* Excerpt to read
What Millennium is it, Anyway?

On December 31, 1999, people all over the world will party down like never before in celebration of the beginning of a new millennium. It won't matter much to any of them that they are celebrating the wrong year. There's just something about all those 0's in the date that make it special.


Technically, the party will begin a year early, because the 3rd millennium will actually begin on January 1, 2001. The reason 2001 starts a millennium is because there was no year 0. The calendar jumps from the year 1 BC to the year 1 AD. So, if you count the years of the 1st century, you start at 1 and go through 100 -- that is a hundred years, which is one century. By the same reasoning, the 1st millennium would start at year 1 and go through year 1000. Therefore, the second millennium would start at year 1001 and go through the year 2000. The third millennium starts in the year 2001 and goes through the year 3000.


This technicality means little to those who are looking forward to seeing the year roll over from 1999 to 2000. It's like watching the odometer on your car hit that 100,000-mile mark. So, in some respects, it is altogether fitting that we celebrate the year 2000 with more vigor than we would celebrate a typical new year.


We are certainly affected by the year 2000 in some ways -- including the fact that many computer programs and chips that use only the last 2 digits to indicate the year will no longer work properly. It's called the Y2K problem, ("Y" for year and K meaning 1000). Although I don't believe it will wreak as much havoc as some are predicting, I wouldn't want to be in a life-critical situation that is monitored by a computer chip at 11:59:59 PM on December 31, 1999!


If we are looking forward to the 3rd millennium, one wonders how our forebears celebrated the millennial change in the year 1000 AD. Actually, there was little to celebrate in Europe a thousand years ago. It was the middle of the Dark Ages and most people weren't in a party mood. Besides, they didn't use Arabic numerals as we do. So, to them, they were merely observing the year "M." It just wasn't the same.

* Stated goal 1
Please write out the whole millennium essay above, word for word.

* Exercise material

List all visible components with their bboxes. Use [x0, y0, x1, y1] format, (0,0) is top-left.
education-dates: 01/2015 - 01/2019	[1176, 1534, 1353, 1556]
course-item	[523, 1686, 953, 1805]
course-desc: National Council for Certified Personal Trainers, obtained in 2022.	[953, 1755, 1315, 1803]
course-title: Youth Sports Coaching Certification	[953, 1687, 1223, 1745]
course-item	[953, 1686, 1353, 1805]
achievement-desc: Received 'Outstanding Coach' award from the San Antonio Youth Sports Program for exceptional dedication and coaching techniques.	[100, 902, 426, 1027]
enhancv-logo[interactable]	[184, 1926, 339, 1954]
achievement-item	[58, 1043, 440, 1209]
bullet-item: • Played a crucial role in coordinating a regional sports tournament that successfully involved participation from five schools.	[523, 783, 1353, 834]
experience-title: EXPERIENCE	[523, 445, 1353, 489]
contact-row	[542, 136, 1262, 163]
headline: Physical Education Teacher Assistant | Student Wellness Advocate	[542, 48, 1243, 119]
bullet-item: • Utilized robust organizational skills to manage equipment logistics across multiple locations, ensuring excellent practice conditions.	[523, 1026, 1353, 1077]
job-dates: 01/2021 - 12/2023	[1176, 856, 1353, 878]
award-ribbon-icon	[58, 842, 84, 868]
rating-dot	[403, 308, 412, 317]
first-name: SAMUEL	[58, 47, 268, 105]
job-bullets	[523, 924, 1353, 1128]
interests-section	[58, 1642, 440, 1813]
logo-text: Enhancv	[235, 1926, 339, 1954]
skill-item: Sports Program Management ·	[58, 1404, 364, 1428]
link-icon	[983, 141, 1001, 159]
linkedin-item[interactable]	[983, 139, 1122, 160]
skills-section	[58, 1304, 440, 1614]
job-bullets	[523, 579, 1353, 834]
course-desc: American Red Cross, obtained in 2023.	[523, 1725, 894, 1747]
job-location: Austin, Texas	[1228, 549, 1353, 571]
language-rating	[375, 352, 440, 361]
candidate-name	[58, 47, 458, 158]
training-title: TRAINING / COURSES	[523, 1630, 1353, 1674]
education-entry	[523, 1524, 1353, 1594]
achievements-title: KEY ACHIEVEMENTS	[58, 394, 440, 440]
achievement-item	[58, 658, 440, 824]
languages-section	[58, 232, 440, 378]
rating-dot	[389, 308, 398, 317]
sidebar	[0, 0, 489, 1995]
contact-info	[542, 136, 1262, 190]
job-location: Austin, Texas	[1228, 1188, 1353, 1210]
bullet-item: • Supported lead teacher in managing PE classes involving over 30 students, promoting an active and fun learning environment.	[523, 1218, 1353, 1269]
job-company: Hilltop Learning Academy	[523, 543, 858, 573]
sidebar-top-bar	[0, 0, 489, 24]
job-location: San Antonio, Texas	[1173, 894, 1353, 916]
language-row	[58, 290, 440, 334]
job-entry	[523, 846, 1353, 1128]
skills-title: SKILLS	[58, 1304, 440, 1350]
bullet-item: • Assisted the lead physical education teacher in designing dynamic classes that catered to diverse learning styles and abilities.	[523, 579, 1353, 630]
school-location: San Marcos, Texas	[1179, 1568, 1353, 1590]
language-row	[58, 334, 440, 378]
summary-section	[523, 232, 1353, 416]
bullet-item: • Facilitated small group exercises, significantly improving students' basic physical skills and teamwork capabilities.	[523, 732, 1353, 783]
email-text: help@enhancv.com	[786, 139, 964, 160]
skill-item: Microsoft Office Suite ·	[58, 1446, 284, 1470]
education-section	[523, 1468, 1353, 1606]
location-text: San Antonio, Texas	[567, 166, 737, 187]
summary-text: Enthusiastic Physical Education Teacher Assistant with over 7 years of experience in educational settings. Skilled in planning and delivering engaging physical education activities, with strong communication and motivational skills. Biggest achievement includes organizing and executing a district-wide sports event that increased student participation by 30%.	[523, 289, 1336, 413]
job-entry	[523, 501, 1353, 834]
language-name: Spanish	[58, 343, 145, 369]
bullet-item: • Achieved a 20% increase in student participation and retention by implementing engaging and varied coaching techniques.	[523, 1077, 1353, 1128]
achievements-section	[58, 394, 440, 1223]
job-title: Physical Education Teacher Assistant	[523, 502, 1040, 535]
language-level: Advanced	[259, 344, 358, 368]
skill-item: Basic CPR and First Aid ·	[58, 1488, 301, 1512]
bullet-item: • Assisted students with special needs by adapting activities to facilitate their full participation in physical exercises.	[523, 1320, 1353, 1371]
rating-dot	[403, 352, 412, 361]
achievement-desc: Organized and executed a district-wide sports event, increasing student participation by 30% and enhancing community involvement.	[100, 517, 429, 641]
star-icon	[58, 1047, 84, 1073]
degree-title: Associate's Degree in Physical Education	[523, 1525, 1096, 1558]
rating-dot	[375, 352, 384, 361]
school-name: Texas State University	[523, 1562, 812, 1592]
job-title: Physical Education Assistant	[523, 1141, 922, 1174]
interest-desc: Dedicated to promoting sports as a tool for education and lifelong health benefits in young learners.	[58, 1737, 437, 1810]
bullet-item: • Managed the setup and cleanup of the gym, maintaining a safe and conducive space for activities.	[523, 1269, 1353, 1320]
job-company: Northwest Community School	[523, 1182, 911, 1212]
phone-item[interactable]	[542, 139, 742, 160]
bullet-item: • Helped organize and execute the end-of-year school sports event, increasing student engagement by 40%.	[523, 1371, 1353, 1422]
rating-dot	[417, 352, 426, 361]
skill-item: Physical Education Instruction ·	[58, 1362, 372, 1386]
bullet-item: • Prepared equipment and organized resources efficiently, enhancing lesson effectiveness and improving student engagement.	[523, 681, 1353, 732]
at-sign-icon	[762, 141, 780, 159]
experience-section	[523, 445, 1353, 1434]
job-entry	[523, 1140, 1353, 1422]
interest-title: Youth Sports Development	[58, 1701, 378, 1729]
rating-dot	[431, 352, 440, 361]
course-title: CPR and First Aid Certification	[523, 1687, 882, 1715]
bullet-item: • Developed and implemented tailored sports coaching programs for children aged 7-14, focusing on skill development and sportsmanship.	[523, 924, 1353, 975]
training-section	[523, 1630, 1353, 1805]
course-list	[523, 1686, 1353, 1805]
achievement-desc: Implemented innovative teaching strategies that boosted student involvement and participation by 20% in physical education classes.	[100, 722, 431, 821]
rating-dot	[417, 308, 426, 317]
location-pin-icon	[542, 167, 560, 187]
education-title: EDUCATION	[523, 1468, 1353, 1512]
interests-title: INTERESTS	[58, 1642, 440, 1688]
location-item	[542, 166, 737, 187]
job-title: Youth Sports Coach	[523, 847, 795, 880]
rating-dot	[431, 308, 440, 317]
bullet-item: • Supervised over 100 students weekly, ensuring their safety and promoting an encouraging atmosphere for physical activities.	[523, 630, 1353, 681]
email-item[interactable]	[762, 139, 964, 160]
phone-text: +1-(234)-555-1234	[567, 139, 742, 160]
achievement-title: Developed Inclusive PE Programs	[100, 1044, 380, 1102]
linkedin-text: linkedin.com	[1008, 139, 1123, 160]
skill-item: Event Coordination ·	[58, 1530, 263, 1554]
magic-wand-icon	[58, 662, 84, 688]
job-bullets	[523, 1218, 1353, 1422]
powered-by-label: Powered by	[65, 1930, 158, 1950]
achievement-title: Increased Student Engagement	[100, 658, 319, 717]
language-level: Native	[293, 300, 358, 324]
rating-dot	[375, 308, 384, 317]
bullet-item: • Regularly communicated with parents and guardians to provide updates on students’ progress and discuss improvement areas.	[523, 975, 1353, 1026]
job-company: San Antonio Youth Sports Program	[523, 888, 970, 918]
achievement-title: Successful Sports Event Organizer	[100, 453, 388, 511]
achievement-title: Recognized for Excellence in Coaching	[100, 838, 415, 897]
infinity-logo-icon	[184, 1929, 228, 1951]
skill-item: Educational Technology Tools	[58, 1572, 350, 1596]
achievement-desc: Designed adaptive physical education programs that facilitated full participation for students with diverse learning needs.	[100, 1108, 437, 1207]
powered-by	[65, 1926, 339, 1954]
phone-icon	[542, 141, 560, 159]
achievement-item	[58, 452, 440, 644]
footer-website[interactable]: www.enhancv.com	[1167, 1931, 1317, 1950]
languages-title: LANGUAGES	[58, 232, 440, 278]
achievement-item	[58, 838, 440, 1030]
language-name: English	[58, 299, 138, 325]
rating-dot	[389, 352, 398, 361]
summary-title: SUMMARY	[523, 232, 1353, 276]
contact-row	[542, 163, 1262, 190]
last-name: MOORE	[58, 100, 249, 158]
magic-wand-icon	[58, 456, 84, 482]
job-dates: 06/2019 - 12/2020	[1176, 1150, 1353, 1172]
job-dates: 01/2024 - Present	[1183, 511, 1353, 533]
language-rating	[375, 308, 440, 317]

* Stated goal 2
Show every line of the listing above that contains the string "training". Case counts.

* Correct response 1
What Millennium is it, Anyway?

On December 31, 1999, people all over the world will party down like never before in celebration of the beginning of a new millennium. It won't matter much to any of them that they are celebrating the wrong year. There's just something about all those 0's in the date that make it special.


Technically, the party will begin a year early, because the 3rd millennium will actually begin on January 1, 2001. The reason 2001 starts a millennium is because there was no year 0. The calendar jumps from the year 1 BC to the year 1 AD. So, if you count the years of the 1st century, you start at 1 and go through 100 -- that is a hundred years, which is one century. By the same reasoning, the 1st millennium would start at year 1 and go through year 1000. Therefore, the second millennium would start at year 1001 and go through the year 2000. The third millennium starts in the year 2001 and goes through the year 3000.


This technicality means little to those who are looking forward to seeing the year roll over from 1999 to 2000. It's like watching the odometer on your car hit that 100,000-mile mark. So, in some respects, it is altogether fitting that we celebrate the year 2000 with more vigor than we would celebrate a typical new year.


We are certainly affected by the year 2000 in some ways -- including the fact that many computer programs and chips that use only the last 2 digits to indicate the year will no longer work properly. It's called the Y2K problem, ("Y" for year and K meaning 1000). Although I don't believe it will wreak as much havoc as some are predicting, I wouldn't want to be in a life-critical situation that is monitored by a computer chip at 11:59:59 PM on December 31, 1999!


If we are looking forward to the 3rd millennium, one wonders how our forebears celebrated the millennial change in the year 1000 AD. Actually, there was little to celebrate in Europe a thousand years ago. It was the middle of the Dark Ages and most people weren't in a party mood. Besides, they didn't use Arabic numerals as we do. So, to them, they were merely observing the year "M." It just wasn't the same.

* Correct response 2
training-title: TRAINING / COURSES	[523, 1630, 1353, 1674]
training-section	[523, 1630, 1353, 1805]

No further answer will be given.